__Dataset content__:
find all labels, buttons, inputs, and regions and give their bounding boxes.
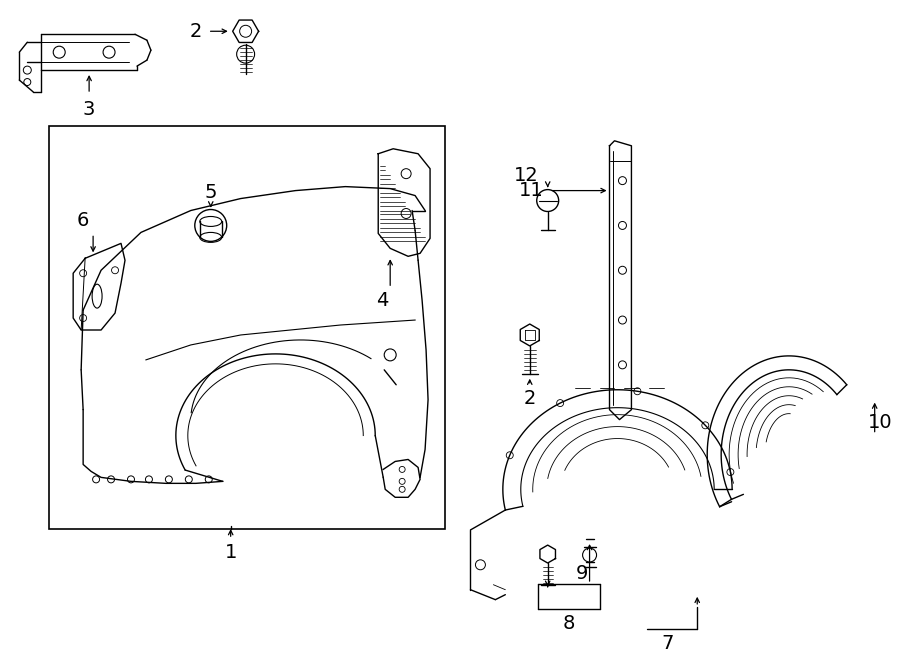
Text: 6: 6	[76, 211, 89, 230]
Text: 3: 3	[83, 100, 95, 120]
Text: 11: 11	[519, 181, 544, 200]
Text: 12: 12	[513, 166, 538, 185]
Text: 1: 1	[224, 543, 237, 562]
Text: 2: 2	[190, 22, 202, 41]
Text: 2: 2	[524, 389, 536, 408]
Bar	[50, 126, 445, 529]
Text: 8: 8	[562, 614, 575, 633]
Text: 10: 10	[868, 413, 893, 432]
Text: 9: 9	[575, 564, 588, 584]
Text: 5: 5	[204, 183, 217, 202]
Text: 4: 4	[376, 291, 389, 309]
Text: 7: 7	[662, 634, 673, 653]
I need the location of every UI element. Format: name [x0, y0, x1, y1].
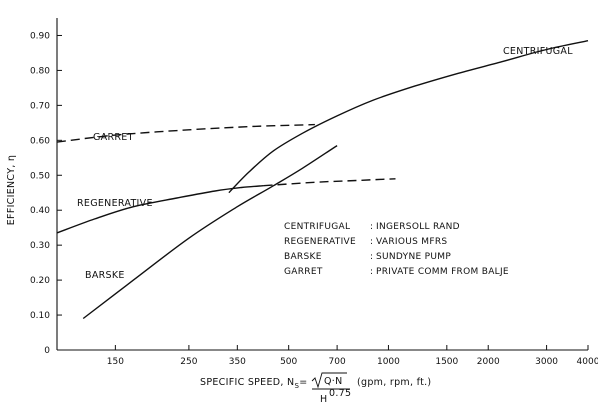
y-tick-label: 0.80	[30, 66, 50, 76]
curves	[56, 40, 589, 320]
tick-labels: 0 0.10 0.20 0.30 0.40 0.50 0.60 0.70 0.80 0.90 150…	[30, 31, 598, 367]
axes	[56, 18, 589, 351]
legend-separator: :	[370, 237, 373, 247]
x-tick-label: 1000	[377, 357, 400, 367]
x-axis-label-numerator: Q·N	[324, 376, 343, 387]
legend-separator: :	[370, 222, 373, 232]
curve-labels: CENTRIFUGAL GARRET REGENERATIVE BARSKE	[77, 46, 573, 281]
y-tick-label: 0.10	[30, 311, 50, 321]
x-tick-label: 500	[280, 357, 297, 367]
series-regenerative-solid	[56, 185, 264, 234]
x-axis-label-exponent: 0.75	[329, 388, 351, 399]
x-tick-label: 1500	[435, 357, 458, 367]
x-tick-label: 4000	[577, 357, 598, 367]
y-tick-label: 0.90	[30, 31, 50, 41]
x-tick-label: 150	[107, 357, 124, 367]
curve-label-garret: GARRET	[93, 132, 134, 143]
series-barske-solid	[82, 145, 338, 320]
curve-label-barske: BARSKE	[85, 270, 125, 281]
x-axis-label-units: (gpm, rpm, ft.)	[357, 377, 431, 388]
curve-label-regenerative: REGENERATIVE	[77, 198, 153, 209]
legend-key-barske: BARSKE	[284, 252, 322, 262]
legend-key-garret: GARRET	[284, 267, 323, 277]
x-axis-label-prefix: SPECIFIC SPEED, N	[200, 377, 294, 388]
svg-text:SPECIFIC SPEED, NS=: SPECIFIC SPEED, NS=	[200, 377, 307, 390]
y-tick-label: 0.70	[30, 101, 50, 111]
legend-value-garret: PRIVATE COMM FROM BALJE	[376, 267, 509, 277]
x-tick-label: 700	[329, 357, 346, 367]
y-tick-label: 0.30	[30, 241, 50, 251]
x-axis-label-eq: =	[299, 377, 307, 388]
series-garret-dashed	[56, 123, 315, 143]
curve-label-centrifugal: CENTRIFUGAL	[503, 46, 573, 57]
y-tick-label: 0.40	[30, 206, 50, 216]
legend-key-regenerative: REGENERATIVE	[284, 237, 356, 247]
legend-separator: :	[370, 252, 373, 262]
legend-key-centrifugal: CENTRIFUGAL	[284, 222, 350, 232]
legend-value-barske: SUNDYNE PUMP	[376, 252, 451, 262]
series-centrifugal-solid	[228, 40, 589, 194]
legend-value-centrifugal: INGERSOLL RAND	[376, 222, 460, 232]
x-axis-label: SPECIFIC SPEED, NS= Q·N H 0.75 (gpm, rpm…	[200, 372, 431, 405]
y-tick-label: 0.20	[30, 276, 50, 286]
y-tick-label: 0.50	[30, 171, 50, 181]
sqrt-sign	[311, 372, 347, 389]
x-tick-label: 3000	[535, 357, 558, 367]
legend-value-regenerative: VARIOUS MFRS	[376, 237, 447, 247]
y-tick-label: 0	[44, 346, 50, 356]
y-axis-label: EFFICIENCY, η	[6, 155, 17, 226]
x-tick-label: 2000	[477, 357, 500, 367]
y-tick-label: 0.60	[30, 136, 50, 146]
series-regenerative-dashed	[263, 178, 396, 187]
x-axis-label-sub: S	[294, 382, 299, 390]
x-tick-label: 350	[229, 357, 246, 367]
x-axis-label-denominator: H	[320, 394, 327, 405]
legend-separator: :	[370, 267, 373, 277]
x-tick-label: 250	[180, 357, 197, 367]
--
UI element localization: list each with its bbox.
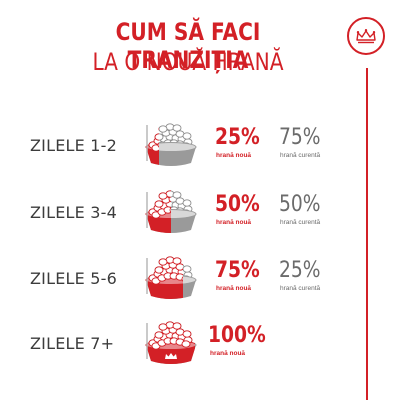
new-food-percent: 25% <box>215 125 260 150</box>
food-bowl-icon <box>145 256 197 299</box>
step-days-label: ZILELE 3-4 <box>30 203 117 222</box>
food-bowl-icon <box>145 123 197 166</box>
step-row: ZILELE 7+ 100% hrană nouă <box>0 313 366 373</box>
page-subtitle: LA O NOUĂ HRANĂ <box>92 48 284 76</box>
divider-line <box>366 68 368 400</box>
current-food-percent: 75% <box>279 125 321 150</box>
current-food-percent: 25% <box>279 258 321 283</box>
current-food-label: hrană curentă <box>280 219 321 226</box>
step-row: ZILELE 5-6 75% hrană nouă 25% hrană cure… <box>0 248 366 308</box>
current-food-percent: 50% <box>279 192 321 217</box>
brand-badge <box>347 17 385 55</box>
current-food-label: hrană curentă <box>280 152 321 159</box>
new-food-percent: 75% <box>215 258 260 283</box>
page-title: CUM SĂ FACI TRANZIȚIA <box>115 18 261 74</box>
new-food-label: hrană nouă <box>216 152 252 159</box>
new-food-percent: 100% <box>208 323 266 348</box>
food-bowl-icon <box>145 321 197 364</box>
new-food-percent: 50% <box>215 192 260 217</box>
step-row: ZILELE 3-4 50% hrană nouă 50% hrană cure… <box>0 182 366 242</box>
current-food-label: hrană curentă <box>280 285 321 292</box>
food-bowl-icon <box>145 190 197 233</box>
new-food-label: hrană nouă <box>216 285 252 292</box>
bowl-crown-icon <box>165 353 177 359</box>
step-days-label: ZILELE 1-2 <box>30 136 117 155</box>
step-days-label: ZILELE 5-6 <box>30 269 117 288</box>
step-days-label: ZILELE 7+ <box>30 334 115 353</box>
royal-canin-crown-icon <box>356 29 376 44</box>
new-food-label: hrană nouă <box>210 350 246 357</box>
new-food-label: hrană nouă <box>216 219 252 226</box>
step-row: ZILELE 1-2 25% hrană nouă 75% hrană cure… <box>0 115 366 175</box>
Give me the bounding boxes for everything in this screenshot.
---
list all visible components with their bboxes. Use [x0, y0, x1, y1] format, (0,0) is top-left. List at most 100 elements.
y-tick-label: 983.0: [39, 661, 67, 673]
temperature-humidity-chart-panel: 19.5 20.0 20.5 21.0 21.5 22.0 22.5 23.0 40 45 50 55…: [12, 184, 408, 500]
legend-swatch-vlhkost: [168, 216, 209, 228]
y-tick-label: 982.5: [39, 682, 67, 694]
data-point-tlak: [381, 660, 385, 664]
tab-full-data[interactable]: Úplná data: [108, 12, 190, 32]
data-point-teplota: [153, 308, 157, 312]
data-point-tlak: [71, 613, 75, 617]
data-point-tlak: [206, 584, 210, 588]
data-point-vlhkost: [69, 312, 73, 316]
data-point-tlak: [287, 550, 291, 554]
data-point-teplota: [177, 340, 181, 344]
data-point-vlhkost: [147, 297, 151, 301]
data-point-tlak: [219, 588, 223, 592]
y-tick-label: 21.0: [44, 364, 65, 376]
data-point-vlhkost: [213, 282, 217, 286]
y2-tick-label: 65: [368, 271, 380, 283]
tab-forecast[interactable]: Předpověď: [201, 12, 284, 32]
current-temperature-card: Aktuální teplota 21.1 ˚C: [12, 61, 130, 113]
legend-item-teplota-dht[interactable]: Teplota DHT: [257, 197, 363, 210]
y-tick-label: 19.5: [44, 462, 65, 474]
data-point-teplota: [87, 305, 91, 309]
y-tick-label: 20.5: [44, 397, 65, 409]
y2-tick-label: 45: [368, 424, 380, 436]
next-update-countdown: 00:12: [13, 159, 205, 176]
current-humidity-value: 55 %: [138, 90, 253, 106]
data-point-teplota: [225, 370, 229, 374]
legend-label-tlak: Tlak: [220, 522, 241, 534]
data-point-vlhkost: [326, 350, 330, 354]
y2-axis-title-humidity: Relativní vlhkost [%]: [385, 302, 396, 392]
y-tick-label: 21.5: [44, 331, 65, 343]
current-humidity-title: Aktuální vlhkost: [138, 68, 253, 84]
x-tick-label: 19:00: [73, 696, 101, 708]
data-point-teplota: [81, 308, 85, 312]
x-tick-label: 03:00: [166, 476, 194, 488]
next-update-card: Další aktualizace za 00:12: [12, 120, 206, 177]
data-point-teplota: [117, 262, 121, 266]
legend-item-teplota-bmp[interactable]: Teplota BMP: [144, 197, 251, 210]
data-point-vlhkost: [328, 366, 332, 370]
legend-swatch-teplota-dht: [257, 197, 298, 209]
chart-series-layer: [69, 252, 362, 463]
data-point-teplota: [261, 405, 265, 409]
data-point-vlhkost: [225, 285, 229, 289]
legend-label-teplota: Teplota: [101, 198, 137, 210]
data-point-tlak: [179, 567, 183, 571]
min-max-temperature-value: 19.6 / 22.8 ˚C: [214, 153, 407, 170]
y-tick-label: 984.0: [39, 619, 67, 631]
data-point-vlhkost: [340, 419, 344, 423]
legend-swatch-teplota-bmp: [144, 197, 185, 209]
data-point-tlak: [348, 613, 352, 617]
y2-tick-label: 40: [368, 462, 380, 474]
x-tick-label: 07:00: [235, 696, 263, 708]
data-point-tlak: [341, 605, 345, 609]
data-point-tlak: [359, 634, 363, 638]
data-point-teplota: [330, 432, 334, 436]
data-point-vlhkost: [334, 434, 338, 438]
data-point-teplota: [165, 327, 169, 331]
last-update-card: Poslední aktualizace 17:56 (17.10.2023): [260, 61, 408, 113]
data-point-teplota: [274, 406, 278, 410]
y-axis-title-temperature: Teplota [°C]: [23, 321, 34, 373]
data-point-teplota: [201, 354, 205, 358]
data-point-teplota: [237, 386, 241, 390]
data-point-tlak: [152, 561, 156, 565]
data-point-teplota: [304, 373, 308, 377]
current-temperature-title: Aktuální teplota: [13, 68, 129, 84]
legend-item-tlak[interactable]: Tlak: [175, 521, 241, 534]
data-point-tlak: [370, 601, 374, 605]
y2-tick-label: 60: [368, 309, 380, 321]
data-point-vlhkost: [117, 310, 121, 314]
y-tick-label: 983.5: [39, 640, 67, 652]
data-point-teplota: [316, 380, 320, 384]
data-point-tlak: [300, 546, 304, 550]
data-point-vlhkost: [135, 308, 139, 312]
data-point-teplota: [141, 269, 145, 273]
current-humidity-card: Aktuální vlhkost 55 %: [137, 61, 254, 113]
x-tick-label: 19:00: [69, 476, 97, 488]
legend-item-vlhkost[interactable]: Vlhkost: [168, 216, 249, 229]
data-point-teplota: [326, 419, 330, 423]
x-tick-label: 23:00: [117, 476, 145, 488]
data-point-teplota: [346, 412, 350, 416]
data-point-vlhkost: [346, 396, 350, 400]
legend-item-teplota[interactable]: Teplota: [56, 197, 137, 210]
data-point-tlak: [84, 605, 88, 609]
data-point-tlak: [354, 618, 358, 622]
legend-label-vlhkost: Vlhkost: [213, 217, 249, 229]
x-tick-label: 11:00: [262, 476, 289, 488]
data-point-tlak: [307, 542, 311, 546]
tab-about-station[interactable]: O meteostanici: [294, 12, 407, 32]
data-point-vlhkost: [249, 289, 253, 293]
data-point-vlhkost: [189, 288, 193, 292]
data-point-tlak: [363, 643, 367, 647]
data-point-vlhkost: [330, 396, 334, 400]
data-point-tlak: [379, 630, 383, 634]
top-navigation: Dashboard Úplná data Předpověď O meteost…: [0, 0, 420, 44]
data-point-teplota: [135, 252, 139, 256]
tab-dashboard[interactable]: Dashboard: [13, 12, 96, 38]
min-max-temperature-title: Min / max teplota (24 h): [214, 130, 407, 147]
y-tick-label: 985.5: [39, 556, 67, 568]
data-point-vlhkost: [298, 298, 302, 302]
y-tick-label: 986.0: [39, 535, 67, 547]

__What you should do__:
Tally the lines of the material above that contain the string "chart", treating case as significant, and give only the count.

__Result of the exercise__:
2